- Goal -
Using the material below, work out how many lines contain the word "observations". Reply with the number and nothing more.

# Data lines start

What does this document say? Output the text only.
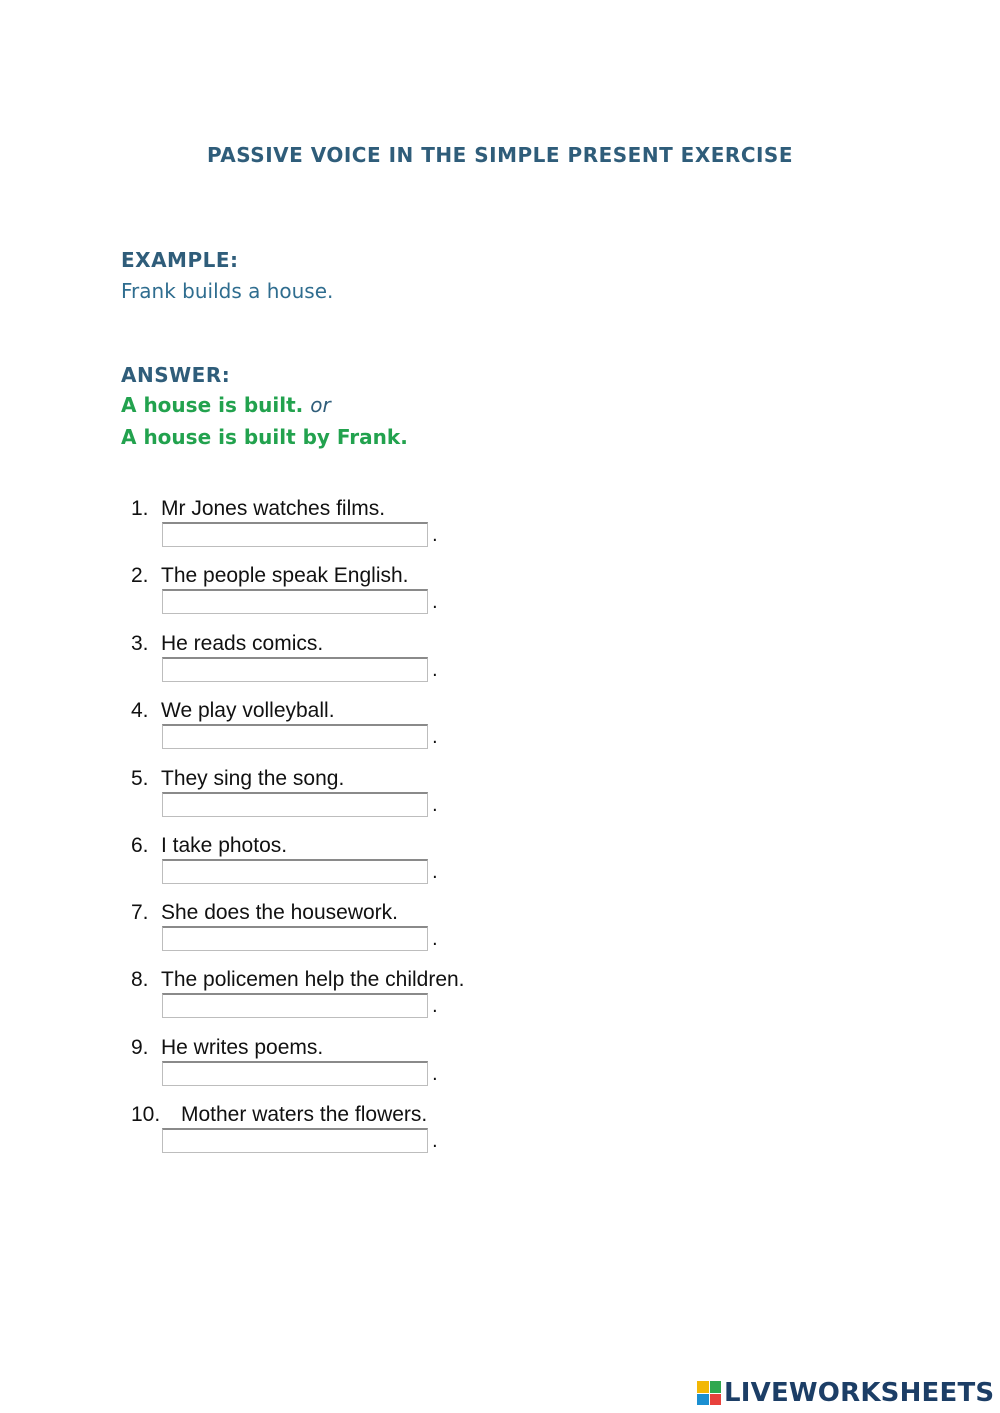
PASSIVE VOICE IN THE SIMPLE PRESENT EXERCISE
EXAMPLE:
Frank builds a house.
ANSWER:
A house is built. or
A house is built by Frank.
1. Mr Jones watches films.
.
2. The people speak English.
.
3. He reads comics.
.
4. We play volleyball.
.
5. They sing the song.
.
6. I take photos.
.
7. She does the housework.
.
8. The policemen help the children.
.
9. He writes poems.
.
10. Mother waters the flowers.
.
LIVEWORKSHEETS
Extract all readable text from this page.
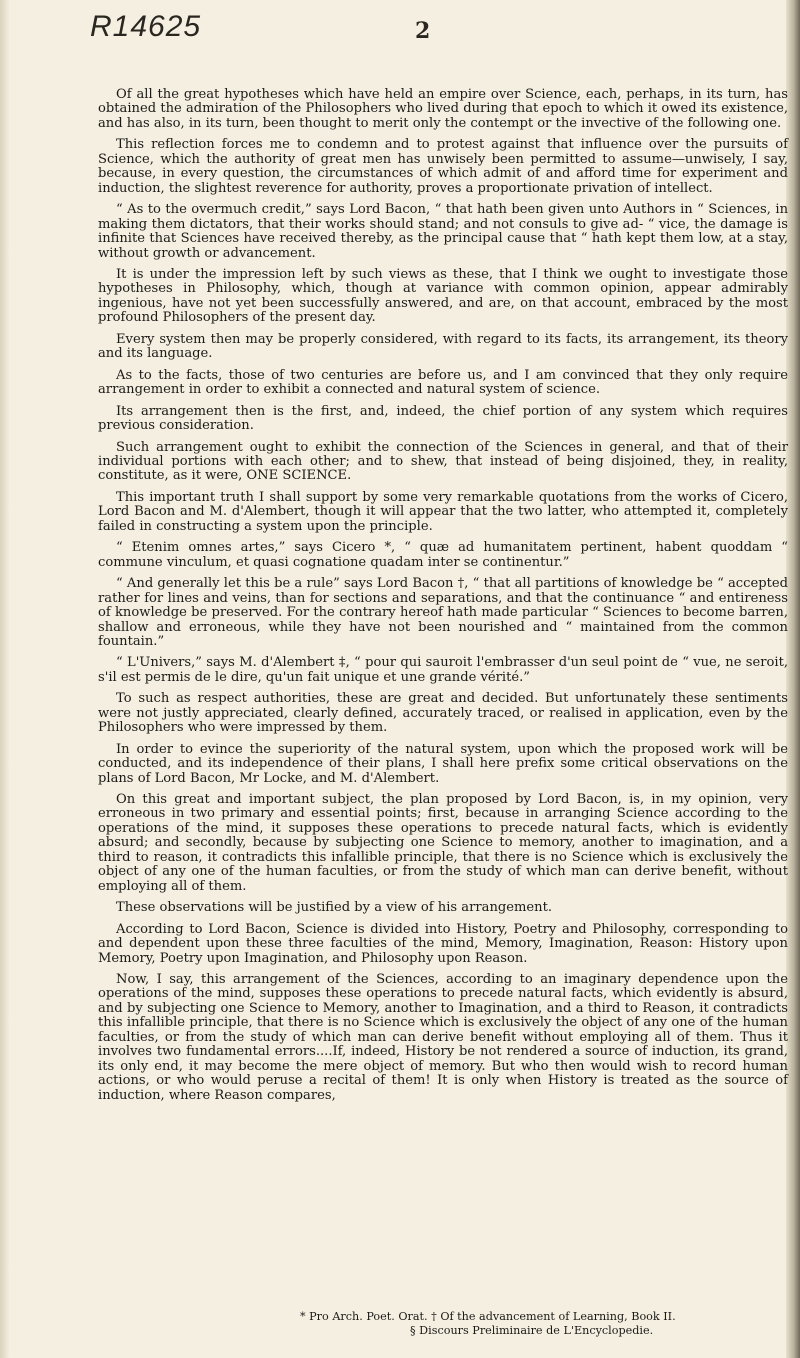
R14625	2

Of all the great hypotheses which have held an empire over Science, each, perhaps, in its turn, has obtained the admiration of the Philosophers who lived during that epoch to which it owed its existence, and has also, in its turn, been thought to merit only the contempt or the invective of the following one.

This reflection forces me to condemn and to protest against that influence over the pursuits of Science, which the authority of great men has unwisely been permitted to assume—unwisely, I say, because, in every question, the circumstances of which admit of and afford time for experiment and induction, the slightest reverence for authority, proves a proportionate privation of intellect.

“ As to the overmuch credit,” says Lord Bacon, “ that hath been given unto Authors in “ Sciences, in making them dictators, that their works should stand; and not consuls to give ad- “ vice, the damage is infinite that Sciences have received thereby, as the principal cause that “ hath kept them low, at a stay, without growth or advancement.

It is under the impression left by such views as these, that I think we ought to investigate those hypotheses in Philosophy, which, though at variance with common opinion, appear admirably ingenious, have not yet been successfully answered, and are, on that account, embraced by the most profound Philosophers of the present day.

Every system then may be properly considered, with regard to its facts, its arrangement, its theory and its language.

As to the facts, those of two centuries are before us, and I am convinced that they only require arrangement in order to exhibit a connected and natural system of science.

Its arrangement then is the first, and, indeed, the chief portion of any system which requires previous consideration.

Such arrangement ought to exhibit the connection of the Sciences in general, and that of their individual portions with each other; and to shew, that instead of being disjoined, they, in reality, constitute, as it were, ONE SCIENCE.

This important truth I shall support by some very remarkable quotations from the works of Cicero, Lord Bacon and M. d'Alembert, though it will appear that the two latter, who attempted it, completely failed in constructing a system upon the principle.

“ Etenim omnes artes,” says Cicero *, “ quæ ad humanitatem pertinent, habent quoddam “ commune vinculum, et quasi cognatione quadam inter se continentur.”

“ And generally let this be a rule” says Lord Bacon †, “ that all partitions of knowledge be “ accepted rather for lines and veins, than for sections and separations, and that the continuance “ and entireness of knowledge be preserved. For the contrary hereof hath made particular “ Sciences to become barren, shallow and erroneous, while they have not been nourished and “ maintained from the common fountain.”

“ L'Univers,” says M. d'Alembert ‡, “ pour qui sauroit l'embrasser d'un seul point de “ vue, ne seroit, s'il est permis de le dire, qu'un fait unique et une grande vérité.”

To such as respect authorities, these are great and decided. But unfortunately these sentiments were not justly appreciated, clearly defined, accurately traced, or realised in application, even by the Philosophers who were impressed by them.

In order to evince the superiority of the natural system, upon which the proposed work will be conducted, and its independence of their plans, I shall here prefix some critical observations on the plans of Lord Bacon, Mr Locke, and M. d'Alembert.

On this great and important subject, the plan proposed by Lord Bacon, is, in my opinion, very erroneous in two primary and essential points; first, because in arranging Science according to the operations of the mind, it supposes these operations to precede natural facts, which is evidently absurd; and secondly, because by subjecting one Science to memory, another to imagination, and a third to reason, it contradicts this infallible principle, that there is no Science which is exclusively the object of any one of the human faculties, or from the study of which man can derive benefit, without employing all of them.

These observations will be justified by a view of his arrangement.

According to Lord Bacon, Science is divided into History, Poetry and Philosophy, corresponding to and dependent upon these three faculties of the mind, Memory, Imagination, Reason: History upon Memory, Poetry upon Imagination, and Philosophy upon Reason.

Now, I say, this arrangement of the Sciences, according to an imaginary dependence upon the operations of the mind, supposes these operations to precede natural facts, which evidently is absurd, and by subjecting one Science to Memory, another to Imagination, and a third to Reason, it contradicts this infallible principle, that there is no Science which is exclusively the object of any one of the human faculties, or from the study of which man can derive benefit without employing all of them. Thus it involves two fundamental errors....If, indeed, History be not rendered a source of induction, its grand, its only end, it may become the mere object of memory. But who then would wish to record human actions, or who would peruse a recital of them! It is only when History is treated as the source of induction, where Reason compares,

* Pro Arch. Poet. Orat. † Of the advancement of Learning, Book II.
§ Discours Preliminaire de L'Encyclopedie.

# Data lines end

- Solution for this task -
2